━━━━━ Task material ━━━━━

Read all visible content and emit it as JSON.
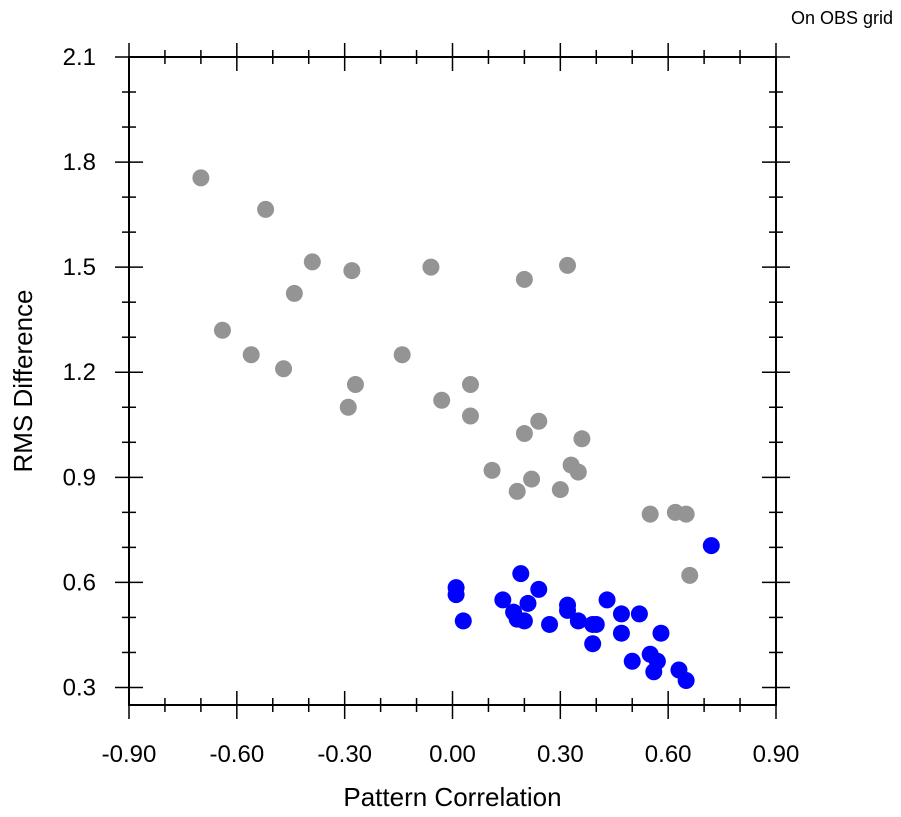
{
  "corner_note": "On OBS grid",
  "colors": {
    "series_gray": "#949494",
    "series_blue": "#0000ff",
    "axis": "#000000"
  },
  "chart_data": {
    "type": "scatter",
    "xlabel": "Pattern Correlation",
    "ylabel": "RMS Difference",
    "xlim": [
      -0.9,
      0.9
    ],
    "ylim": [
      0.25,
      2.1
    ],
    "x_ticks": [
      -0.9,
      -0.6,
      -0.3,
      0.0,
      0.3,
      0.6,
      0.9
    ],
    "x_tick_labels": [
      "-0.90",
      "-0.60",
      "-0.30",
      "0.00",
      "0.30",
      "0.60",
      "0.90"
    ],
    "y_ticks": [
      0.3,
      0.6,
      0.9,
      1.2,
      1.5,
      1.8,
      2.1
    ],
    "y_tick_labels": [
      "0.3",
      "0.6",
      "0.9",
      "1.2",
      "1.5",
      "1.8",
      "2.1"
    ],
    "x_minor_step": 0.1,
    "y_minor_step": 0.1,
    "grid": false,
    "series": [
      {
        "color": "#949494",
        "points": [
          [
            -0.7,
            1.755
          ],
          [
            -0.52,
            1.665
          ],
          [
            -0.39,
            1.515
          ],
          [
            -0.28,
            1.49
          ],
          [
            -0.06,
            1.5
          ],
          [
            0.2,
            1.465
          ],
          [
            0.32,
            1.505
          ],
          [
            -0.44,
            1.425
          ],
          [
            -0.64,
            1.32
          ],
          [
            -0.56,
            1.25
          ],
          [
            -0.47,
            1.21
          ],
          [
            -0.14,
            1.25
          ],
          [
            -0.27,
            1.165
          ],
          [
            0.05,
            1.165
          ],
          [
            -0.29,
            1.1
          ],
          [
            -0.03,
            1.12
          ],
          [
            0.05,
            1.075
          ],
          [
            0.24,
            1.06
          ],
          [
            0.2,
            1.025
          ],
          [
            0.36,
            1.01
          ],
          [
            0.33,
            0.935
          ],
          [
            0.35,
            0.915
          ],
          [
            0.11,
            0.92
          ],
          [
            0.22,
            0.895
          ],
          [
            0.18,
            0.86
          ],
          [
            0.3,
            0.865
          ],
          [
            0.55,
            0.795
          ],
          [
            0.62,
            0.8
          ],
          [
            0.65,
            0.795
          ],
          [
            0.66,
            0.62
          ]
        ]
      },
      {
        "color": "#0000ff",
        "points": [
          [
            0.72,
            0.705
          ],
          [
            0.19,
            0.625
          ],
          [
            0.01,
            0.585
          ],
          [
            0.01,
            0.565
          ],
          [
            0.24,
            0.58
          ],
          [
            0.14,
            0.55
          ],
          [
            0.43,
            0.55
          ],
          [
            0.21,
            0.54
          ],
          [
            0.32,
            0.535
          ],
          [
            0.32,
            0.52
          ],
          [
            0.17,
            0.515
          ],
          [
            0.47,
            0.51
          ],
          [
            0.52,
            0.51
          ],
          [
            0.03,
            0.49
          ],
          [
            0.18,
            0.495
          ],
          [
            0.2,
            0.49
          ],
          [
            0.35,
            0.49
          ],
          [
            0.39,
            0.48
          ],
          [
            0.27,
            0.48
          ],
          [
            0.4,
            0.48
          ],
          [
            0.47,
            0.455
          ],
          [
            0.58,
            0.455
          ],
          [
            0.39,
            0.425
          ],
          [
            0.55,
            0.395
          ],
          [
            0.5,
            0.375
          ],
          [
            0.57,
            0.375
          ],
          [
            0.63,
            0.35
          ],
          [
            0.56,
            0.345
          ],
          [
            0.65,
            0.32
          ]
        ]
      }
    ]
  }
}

━━━━━

_Problem to work on_
Copy every record above exactly, leaving out any pictures.

_Solution to the problem_
Read all visible content and emit it as JSON.
{
  "corner_note": "On OBS grid",
  "colors": {
    "series_gray": "#949494",
    "series_blue": "#0000ff",
    "axis": "#000000"
  },
  "chart_data": {
    "type": "scatter",
    "xlabel": "Pattern Correlation",
    "ylabel": "RMS Difference",
    "xlim": [
      -0.9,
      0.9
    ],
    "ylim": [
      0.25,
      2.1
    ],
    "x_ticks": [
      -0.9,
      -0.6,
      -0.3,
      0.0,
      0.3,
      0.6,
      0.9
    ],
    "x_tick_labels": [
      "-0.90",
      "-0.60",
      "-0.30",
      "0.00",
      "0.30",
      "0.60",
      "0.90"
    ],
    "y_ticks": [
      0.3,
      0.6,
      0.9,
      1.2,
      1.5,
      1.8,
      2.1
    ],
    "y_tick_labels": [
      "0.3",
      "0.6",
      "0.9",
      "1.2",
      "1.5",
      "1.8",
      "2.1"
    ],
    "x_minor_step": 0.1,
    "y_minor_step": 0.1,
    "grid": false,
    "series": [
      {
        "color": "#949494",
        "points": [
          [
            -0.7,
            1.755
          ],
          [
            -0.52,
            1.665
          ],
          [
            -0.39,
            1.515
          ],
          [
            -0.28,
            1.49
          ],
          [
            -0.06,
            1.5
          ],
          [
            0.2,
            1.465
          ],
          [
            0.32,
            1.505
          ],
          [
            -0.44,
            1.425
          ],
          [
            -0.64,
            1.32
          ],
          [
            -0.56,
            1.25
          ],
          [
            -0.47,
            1.21
          ],
          [
            -0.14,
            1.25
          ],
          [
            -0.27,
            1.165
          ],
          [
            0.05,
            1.165
          ],
          [
            -0.29,
            1.1
          ],
          [
            -0.03,
            1.12
          ],
          [
            0.05,
            1.075
          ],
          [
            0.24,
            1.06
          ],
          [
            0.2,
            1.025
          ],
          [
            0.36,
            1.01
          ],
          [
            0.33,
            0.935
          ],
          [
            0.35,
            0.915
          ],
          [
            0.11,
            0.92
          ],
          [
            0.22,
            0.895
          ],
          [
            0.18,
            0.86
          ],
          [
            0.3,
            0.865
          ],
          [
            0.55,
            0.795
          ],
          [
            0.62,
            0.8
          ],
          [
            0.65,
            0.795
          ],
          [
            0.66,
            0.62
          ]
        ]
      },
      {
        "color": "#0000ff",
        "points": [
          [
            0.72,
            0.705
          ],
          [
            0.19,
            0.625
          ],
          [
            0.01,
            0.585
          ],
          [
            0.01,
            0.565
          ],
          [
            0.24,
            0.58
          ],
          [
            0.14,
            0.55
          ],
          [
            0.43,
            0.55
          ],
          [
            0.21,
            0.54
          ],
          [
            0.32,
            0.535
          ],
          [
            0.32,
            0.52
          ],
          [
            0.17,
            0.515
          ],
          [
            0.47,
            0.51
          ],
          [
            0.52,
            0.51
          ],
          [
            0.03,
            0.49
          ],
          [
            0.18,
            0.495
          ],
          [
            0.2,
            0.49
          ],
          [
            0.35,
            0.49
          ],
          [
            0.39,
            0.48
          ],
          [
            0.27,
            0.48
          ],
          [
            0.4,
            0.48
          ],
          [
            0.47,
            0.455
          ],
          [
            0.58,
            0.455
          ],
          [
            0.39,
            0.425
          ],
          [
            0.55,
            0.395
          ],
          [
            0.5,
            0.375
          ],
          [
            0.57,
            0.375
          ],
          [
            0.63,
            0.35
          ],
          [
            0.56,
            0.345
          ],
          [
            0.65,
            0.32
          ]
        ]
      }
    ]
  }
}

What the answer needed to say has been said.